Copy out every line of the records below word for word, leaving out the pictures.

┄┄┄┄┄┄

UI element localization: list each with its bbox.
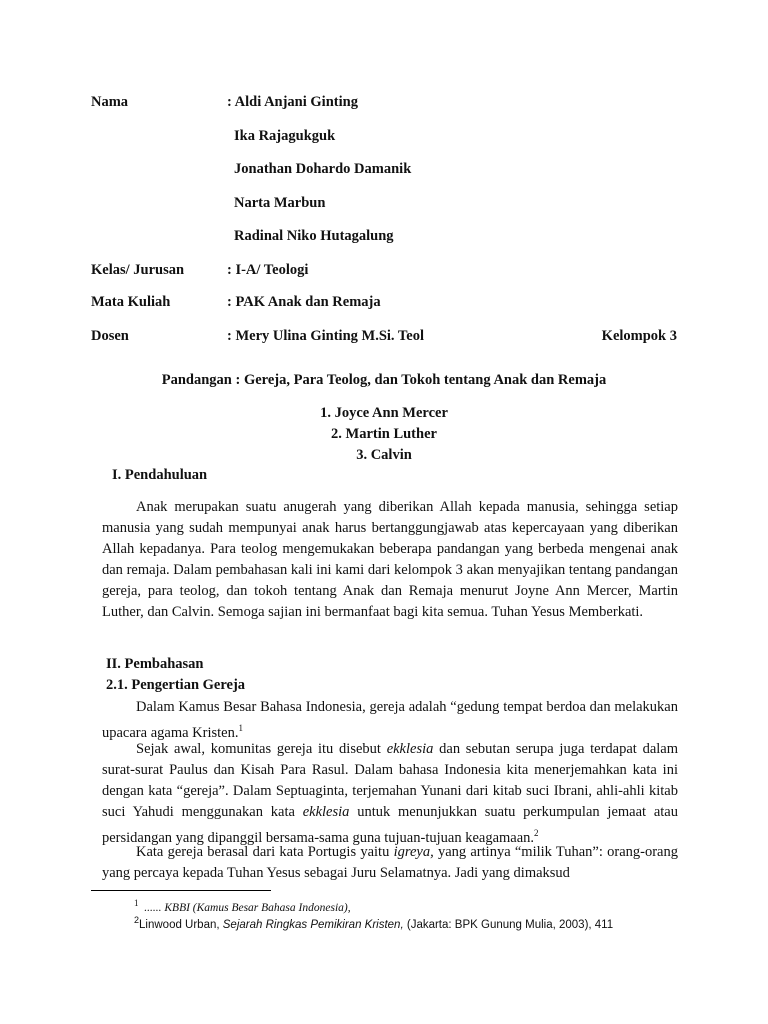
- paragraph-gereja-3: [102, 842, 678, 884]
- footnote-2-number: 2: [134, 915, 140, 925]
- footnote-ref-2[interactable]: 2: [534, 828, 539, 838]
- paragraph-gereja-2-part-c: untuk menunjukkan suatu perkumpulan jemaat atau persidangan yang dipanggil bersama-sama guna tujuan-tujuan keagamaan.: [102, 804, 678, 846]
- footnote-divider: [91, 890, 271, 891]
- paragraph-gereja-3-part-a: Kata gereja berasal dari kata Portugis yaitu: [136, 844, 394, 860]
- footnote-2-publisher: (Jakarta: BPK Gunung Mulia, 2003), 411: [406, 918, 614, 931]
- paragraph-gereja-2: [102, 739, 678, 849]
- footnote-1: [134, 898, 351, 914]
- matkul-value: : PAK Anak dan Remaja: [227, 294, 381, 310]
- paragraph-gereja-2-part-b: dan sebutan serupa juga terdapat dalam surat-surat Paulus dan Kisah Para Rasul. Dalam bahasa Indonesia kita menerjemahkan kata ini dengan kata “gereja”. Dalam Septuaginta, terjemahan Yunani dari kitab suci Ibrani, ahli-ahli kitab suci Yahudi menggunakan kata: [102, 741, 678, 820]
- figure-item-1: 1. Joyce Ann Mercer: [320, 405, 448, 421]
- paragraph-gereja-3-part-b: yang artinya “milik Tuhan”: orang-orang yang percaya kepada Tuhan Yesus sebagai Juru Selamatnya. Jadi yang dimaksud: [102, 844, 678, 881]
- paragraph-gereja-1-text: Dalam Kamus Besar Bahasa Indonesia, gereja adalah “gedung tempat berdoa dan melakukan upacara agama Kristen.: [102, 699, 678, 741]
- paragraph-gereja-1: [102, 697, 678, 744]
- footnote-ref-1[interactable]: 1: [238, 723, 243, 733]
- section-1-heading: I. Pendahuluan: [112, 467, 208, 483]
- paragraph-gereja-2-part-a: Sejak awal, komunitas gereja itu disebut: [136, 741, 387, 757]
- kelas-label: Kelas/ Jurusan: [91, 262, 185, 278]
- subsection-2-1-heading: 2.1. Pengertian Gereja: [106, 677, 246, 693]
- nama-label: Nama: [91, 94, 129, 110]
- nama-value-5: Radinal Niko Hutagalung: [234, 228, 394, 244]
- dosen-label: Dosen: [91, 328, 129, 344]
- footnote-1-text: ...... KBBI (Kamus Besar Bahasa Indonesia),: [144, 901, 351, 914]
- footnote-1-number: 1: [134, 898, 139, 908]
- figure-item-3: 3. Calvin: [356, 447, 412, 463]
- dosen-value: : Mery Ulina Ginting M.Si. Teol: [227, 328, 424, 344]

┄┄┄┄┄┄

* _RESPONSE TO THE EXERCISE_:
UI element localization: list each with its bbox.
- paragraph-gereja-3: [102, 842, 678, 884]
- footnote-2-number: 2: [134, 915, 140, 925]
- footnote-ref-2[interactable]: 2: [534, 828, 539, 838]
- paragraph-gereja-2-part-c: untuk menunjukkan suatu perkumpulan jemaat atau persidangan yang dipanggil bersama-sama guna tujuan-tujuan keagamaan.: [102, 804, 678, 846]
- footnote-divider: [91, 890, 271, 891]
- paragraph-gereja-3-part-a: Kata gereja berasal dari kata Portugis yaitu: [136, 844, 394, 860]
- footnote-2-publisher: (Jakarta: BPK Gunung Mulia, 2003), 411: [406, 918, 614, 931]
- paragraph-gereja-2: [102, 739, 678, 849]
- footnote-1: [134, 898, 351, 914]
- matkul-value: : PAK Anak dan Remaja: [227, 294, 381, 310]
- paragraph-gereja-2-part-b: dan sebutan serupa juga terdapat dalam surat-surat Paulus dan Kisah Para Rasul. Dalam bahasa Indonesia kita menerjemahkan kata ini dengan kata “gereja”. Dalam Septuaginta, terjemahan Yunani dari kitab suci Ibrani, ahli-ahli kitab suci Yahudi menggunakan kata: [102, 741, 678, 820]
- figure-item-1: 1. Joyce Ann Mercer: [320, 405, 448, 421]
- paragraph-gereja-3-part-b: yang artinya “milik Tuhan”: orang-orang yang percaya kepada Tuhan Yesus sebagai Juru Selamatnya. Jadi yang dimaksud: [102, 844, 678, 881]
- paragraph-gereja-1-text: Dalam Kamus Besar Bahasa Indonesia, gereja adalah “gedung tempat berdoa dan melakukan upacara agama Kristen.: [102, 699, 678, 741]
- paragraph-gereja-1: [102, 697, 678, 744]
- footnote-ref-1[interactable]: 1: [238, 723, 243, 733]
- section-1-heading: I. Pendahuluan: [112, 467, 208, 483]
- paragraph-gereja-2-part-a: Sejak awal, komunitas gereja itu disebut: [136, 741, 387, 757]
- kelas-label: Kelas/ Jurusan: [91, 262, 185, 278]
- subsection-2-1-heading: 2.1. Pengertian Gereja: [106, 677, 246, 693]
- nama-label: Nama: [91, 94, 129, 110]
- nama-value-5: Radinal Niko Hutagalung: [234, 228, 394, 244]
- dosen-label: Dosen: [91, 328, 129, 344]
- footnote-1-text: ...... KBBI (Kamus Besar Bahasa Indonesia),: [144, 901, 351, 914]
- footnote-1-number: 1: [134, 898, 139, 908]
- figure-item-3: 3. Calvin: [356, 447, 412, 463]
- dosen-value: : Mery Ulina Ginting M.Si. Teol: [227, 328, 424, 344]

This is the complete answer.